The problem → Look through the data below. Collect every line where the word "бесплатного" occurs.

Data excerpts →
○ ○ ○ ○ ○

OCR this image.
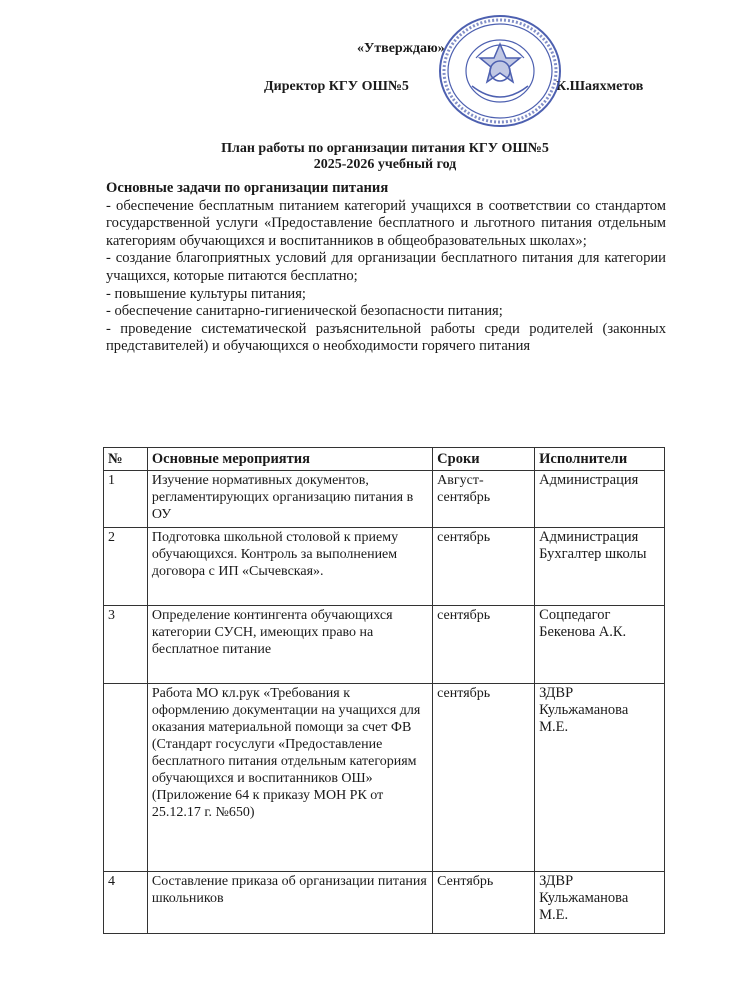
«Утверждаю»
Директор КГУ ОШ№5	К.Шаяхметов
План работы по организации питания КГУ ОШ№5
2025-2026 учебный год

Основные задачи по организации питания

- обеспечение бесплатным питанием категорий учащихся в соответствии со стандартом государственной услуги «Предоставление бесплатного и льготного питания отдельным категориям обучающихся и воспитанников в общеобразовательных школах»;

- создание благоприятных условий для организации бесплатного питания для категории учащихся, которые питаются бесплатно;

- повышение культуры питания;

- обеспечение санитарно-гигиенической безопасности питания;

- проведение систематической разъяснительной работы среди родителей (законных представителей) и обучающихся о необходимости горячего питания

№	Основные мероприятия	Сроки	Исполнители
1	Изучение нормативных документов, регламентирующих организацию питания в ОУ	Август-сентябрь	Администрация
2	Подготовка школьной столовой к приему обучающихся. Контроль за выполнением договора с ИП «Сычевская».	сентябрь	Администрация Бухгалтер школы
3	Определение контингента обучающихся категории СУСН, имеющих право на бесплатное питание	сентябрь	Соцпедагог Бекенова А.К.
	Работа МО кл.рук «Требования к оформлению документации на учащихся для оказания материальной помощи за счет ФВ (Стандарт госуслуги «Предоставление бесплатного питания отдельным категориям обучающихся и воспитанников ОШ» (Приложение 64 к приказу МОН РК от 25.12.17 г. №650)	сентябрь	ЗДВР Кульжаманова М.Е.
4	Составление приказа об организации питания школьников	Сентябрь	ЗДВР Кульжаманова М.Е.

○ ○ ○ ○ ○

Result of the task →
- обеспечение бесплатным питанием категорий учащихся в соответствии со стандартом государственной услуги «Предоставление бесплатного и льготного питания отдельным категориям обучающихся и воспитанников в общеобразовательных школах»;
- создание благоприятных условий для организации бесплатного питания для категории учащихся, которые питаются бесплатно;
	Работа МО кл.рук «Требования к оформлению документации на учащихся для оказания материальной помощи за счет ФВ (Стандарт госуслуги «Предоставление бесплатного питания отдельным категориям обучающихся и воспитанников ОШ» (Приложение 64 к приказу МОН РК от 25.12.17 г. №650)	сентябрь	ЗДВР Кульжаманова М.Е.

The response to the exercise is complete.